> _Source extract_
== == ==

As in the second session, Poole continued to show a lively interest in the clothing industry, and was one of the speakers in a heated debate on a bill ‘for the true making of woollen cloth’ on 11 May.65 Named to numerous committees for private measures, Poole devoted particular attention to the bill to sell William Waller’s lands to pay a debt, which had failed to complete its passage in the previous two sessions. Added to the committee on 6 Mar., he declared his opposition to the bill eight days later, when he also criticized the committee’s proceedings. On 30 Mar. he called for counsel for Waller to be heard ‘at large’.66 Poole’s grounds for objecting to the Waller land bill are unknown, but it may have reflected his own bitter experience over the inheritance of Kemble manor. Though he was no lawyer, he often vehemently opposed private bills for the sale of lands contrary to preceding entails or jointures. On 6 May, for instance, he participated in a ‘long argument’ concerning the estate bill of William Cardinal, which was rejected at second reading.67 Moreover, on 22 June, after it had been agreed that a Berkshire estate bill should ‘sleep’ till the next session, Poole and three others were ordered on 22 June to ‘treat’ with the promoter, William Essex, and his creditors, and to make a survey of the lands in preparation for a new bill.68 It seems likely that Poole’s admission as a mature student at Lincoln’s Inn in 1608 owed something at least to an interest in such matters.

== == ==

> _Dataset records_

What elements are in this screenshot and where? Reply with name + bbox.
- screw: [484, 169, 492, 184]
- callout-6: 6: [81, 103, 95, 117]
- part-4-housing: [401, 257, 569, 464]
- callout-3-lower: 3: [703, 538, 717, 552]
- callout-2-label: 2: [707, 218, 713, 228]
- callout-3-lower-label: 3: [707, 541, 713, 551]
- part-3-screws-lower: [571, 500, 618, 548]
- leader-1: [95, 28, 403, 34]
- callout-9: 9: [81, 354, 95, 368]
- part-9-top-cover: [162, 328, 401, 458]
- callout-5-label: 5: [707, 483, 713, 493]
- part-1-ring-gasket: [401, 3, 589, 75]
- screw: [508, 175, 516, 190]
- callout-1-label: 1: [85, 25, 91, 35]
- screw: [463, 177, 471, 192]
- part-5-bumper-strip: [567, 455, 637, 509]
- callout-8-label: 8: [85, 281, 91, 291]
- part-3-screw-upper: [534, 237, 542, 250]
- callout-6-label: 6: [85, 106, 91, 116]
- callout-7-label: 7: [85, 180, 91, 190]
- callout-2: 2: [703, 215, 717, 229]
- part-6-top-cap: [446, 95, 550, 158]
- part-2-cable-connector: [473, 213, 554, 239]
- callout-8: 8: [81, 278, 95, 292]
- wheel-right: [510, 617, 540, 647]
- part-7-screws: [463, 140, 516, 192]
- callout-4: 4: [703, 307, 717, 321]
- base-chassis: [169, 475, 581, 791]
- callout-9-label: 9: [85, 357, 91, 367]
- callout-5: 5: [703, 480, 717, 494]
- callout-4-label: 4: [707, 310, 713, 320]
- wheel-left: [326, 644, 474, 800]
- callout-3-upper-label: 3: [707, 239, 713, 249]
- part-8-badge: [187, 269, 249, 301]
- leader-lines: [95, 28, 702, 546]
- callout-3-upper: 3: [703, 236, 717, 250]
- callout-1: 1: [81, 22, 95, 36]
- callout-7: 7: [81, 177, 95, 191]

== == ==

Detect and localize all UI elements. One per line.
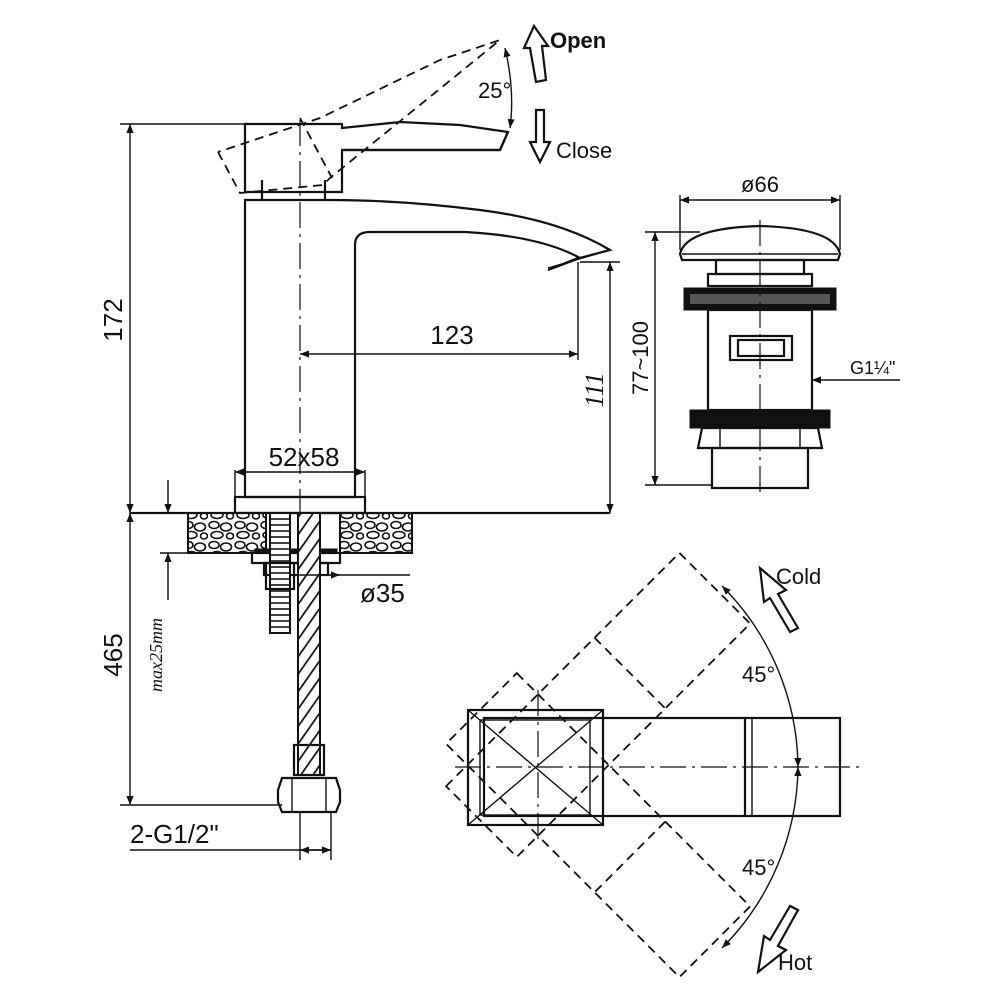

== == ==

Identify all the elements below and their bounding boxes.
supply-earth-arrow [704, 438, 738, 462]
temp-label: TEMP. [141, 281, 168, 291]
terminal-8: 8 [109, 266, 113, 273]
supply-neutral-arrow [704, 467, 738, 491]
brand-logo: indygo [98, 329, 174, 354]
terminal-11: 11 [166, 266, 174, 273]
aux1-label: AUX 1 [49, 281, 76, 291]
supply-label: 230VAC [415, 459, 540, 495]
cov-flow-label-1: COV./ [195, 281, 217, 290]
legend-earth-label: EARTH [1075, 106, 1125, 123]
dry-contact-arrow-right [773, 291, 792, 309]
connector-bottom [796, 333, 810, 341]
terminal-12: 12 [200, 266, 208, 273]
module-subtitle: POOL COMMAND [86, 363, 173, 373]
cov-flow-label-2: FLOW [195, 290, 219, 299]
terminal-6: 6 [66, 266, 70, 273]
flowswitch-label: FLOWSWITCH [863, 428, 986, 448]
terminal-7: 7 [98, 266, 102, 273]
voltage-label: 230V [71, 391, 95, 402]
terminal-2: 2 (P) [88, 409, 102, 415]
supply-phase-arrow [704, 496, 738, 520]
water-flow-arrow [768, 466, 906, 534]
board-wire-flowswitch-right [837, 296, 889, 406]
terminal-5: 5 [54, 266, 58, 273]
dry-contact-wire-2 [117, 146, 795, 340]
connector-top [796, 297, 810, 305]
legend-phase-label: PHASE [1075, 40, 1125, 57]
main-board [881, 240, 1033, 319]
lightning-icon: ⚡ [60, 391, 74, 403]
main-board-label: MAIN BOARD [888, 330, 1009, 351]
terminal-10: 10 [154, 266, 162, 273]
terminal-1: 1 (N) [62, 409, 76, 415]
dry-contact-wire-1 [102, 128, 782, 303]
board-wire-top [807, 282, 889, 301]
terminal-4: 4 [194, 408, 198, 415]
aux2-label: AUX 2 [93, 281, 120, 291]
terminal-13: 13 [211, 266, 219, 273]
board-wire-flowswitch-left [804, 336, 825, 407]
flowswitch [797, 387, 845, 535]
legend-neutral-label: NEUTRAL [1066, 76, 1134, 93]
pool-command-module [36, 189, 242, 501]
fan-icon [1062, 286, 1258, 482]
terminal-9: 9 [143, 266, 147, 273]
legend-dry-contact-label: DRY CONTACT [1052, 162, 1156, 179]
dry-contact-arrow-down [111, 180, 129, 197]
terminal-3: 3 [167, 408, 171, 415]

== == ==

> _Requirements_
(a) In the passage on Poole, on what date was he added to the committee for the bill to sell William Waller's lands?
(b) Render the lines of the first listing, from the line with "What elements are" to the line with "- callout-2: 2: [703, 215, 717, 229]", as a Markdown table with the columns No. and Entry. Number each row and leave out any blank lines.

> _Answers to the exercise_
(a) 6 March

(b)
| No. | Entry |
|---|---|
| 1 | What elements are in this screenshot and where? Reply with name + bbox. |
| 2 | - screw: [484, 169, 492, 184] |
| 3 | - callout-6: 6: [81, 103, 95, 117] |
| 4 | - part-4-housing: [401, 257, 569, 464] |
| 5 | - callout-3-lower: 3: [703, 538, 717, 552] |
| 6 | - callout-2-label: 2: [707, 218, 713, 228] |
| 7 | - callout-3-lower-label: 3: [707, 541, 713, 551] |
| 8 | - part-3-screws-lower: [571, 500, 618, 548] |
| 9 | - leader-1: [95, 28, 403, 34] |
| 10 | - callout-9: 9: [81, 354, 95, 368] |
| 11 | - part-9-top-cover: [162, 328, 401, 458] |
| 12 | - callout-5-label: 5: [707, 483, 713, 493] |
| 13 | - part-1-ring-gasket: [401, 3, 589, 75] |
| 14 | - screw: [508, 175, 516, 190] |
| 15 | - callout-1-label: 1: [85, 25, 91, 35] |
| 16 | - screw: [463, 177, 471, 192] |
| 17 | - part-5-bumper-strip: [567, 455, 637, 509] |
| 18 | - callout-8-label: 8: [85, 281, 91, 291] |
| 19 | - part-3-screw-upper: [534, 237, 542, 250] |
| 20 | - callout-6-label: 6: [85, 106, 91, 116] |
| 21 | - callout-7-label: 7: [85, 180, 91, 190] |
| 22 | - callout-2: 2: [703, 215, 717, 229] |